Records
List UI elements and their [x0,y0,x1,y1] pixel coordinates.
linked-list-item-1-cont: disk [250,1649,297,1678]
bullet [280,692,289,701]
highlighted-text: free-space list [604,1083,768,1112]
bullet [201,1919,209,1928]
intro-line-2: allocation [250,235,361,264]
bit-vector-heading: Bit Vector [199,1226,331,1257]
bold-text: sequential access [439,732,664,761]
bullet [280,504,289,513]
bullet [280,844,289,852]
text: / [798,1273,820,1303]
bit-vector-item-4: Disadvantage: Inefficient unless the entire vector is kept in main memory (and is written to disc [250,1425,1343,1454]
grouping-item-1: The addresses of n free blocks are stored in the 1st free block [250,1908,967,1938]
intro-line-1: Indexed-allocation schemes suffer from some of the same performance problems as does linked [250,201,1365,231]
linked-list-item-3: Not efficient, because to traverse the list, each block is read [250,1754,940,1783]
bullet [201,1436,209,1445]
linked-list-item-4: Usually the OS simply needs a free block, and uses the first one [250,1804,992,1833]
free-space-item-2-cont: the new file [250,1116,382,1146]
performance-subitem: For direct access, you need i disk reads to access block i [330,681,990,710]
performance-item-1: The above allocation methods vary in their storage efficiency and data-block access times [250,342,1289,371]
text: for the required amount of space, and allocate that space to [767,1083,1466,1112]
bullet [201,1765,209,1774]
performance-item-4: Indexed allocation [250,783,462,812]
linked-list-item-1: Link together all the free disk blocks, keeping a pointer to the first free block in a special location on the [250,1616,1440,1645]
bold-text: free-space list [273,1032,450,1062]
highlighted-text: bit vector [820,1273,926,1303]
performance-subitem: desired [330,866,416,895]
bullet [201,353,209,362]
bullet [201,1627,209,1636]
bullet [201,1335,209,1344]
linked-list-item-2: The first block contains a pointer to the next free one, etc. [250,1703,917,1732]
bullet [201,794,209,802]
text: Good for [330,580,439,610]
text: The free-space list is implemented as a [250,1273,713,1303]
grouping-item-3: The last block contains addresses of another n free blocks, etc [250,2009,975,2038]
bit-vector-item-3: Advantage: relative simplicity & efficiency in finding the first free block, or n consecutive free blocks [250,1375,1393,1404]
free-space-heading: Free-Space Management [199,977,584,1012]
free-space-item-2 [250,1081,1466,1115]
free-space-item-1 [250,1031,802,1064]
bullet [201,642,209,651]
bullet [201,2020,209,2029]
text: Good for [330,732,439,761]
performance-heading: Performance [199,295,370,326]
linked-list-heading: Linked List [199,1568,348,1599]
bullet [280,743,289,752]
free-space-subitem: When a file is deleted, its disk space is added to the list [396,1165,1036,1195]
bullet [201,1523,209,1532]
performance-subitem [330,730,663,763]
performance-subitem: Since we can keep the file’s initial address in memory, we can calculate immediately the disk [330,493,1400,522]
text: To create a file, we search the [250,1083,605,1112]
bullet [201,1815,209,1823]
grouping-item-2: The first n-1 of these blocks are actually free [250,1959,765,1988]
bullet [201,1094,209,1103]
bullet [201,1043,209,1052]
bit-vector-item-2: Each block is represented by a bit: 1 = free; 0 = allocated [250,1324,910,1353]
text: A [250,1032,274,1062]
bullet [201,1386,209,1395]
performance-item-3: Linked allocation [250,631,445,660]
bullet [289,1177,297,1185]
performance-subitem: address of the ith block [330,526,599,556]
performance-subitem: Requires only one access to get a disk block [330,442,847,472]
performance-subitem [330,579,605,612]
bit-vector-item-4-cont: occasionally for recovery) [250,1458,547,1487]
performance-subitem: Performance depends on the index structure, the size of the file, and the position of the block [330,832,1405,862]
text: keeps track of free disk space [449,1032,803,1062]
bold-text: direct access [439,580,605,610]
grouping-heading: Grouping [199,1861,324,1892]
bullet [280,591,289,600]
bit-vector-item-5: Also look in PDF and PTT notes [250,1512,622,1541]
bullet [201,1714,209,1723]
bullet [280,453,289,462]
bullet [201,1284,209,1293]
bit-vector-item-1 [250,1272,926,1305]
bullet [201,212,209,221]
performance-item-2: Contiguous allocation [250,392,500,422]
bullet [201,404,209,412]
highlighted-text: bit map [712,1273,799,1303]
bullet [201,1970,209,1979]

**What is needed:** Find each line in the items above that contains the string "intro", and copy those lines.

**Finished answer:**
intro-line-2: allocation [250,235,361,264]
intro-line-1: Indexed-allocation schemes suffer from some of the same performance problems as does linked [250,201,1365,231]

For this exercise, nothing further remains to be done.